-- start MATERIAL SUPPLIED --
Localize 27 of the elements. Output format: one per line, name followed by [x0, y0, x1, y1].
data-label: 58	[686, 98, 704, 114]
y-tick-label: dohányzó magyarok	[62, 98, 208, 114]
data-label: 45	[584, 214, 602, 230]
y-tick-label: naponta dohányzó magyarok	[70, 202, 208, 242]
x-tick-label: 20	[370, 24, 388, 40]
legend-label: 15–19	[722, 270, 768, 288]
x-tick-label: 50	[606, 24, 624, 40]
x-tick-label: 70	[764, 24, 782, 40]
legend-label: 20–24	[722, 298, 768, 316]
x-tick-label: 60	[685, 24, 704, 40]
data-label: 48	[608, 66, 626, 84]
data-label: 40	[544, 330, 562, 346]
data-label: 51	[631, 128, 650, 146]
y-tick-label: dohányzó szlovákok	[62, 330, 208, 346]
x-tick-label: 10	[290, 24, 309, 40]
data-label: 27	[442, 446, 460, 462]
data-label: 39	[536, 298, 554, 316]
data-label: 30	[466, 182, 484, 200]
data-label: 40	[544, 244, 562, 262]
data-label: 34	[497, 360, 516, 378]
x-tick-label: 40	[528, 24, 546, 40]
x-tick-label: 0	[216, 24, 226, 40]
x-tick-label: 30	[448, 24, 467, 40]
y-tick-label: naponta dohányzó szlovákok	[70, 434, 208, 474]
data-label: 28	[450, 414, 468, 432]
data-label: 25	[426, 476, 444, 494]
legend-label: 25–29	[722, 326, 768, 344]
-- end MATERIAL SUPPLIED --
TASK TO CARRY OUT ▸
Please return every item above unchanged, line for line, in the same order.

SOLUTION TO THIS PROBLEM ▸
Localize 27 of the elements. Output format: one per line, name followed by [x0, y0, x1, y1].
data-label: 58	[686, 98, 704, 114]
y-tick-label: dohányzó magyarok	[62, 98, 208, 114]
data-label: 45	[584, 214, 602, 230]
y-tick-label: naponta dohányzó magyarok	[70, 202, 208, 242]
x-tick-label: 20	[370, 24, 388, 40]
legend-label: 15–19	[722, 270, 768, 288]
x-tick-label: 50	[606, 24, 624, 40]
x-tick-label: 70	[764, 24, 782, 40]
legend-label: 20–24	[722, 298, 768, 316]
x-tick-label: 60	[685, 24, 704, 40]
data-label: 48	[608, 66, 626, 84]
data-label: 40	[544, 330, 562, 346]
data-label: 51	[631, 128, 650, 146]
y-tick-label: dohányzó szlovákok	[62, 330, 208, 346]
x-tick-label: 10	[290, 24, 309, 40]
data-label: 27	[442, 446, 460, 462]
data-label: 39	[536, 298, 554, 316]
data-label: 30	[466, 182, 484, 200]
data-label: 40	[544, 244, 562, 262]
data-label: 34	[497, 360, 516, 378]
x-tick-label: 40	[528, 24, 546, 40]
x-tick-label: 0	[216, 24, 226, 40]
x-tick-label: 30	[448, 24, 467, 40]
y-tick-label: naponta dohányzó szlovákok	[70, 434, 208, 474]
data-label: 28	[450, 414, 468, 432]
data-label: 25	[426, 476, 444, 494]
legend-label: 25–29	[722, 326, 768, 344]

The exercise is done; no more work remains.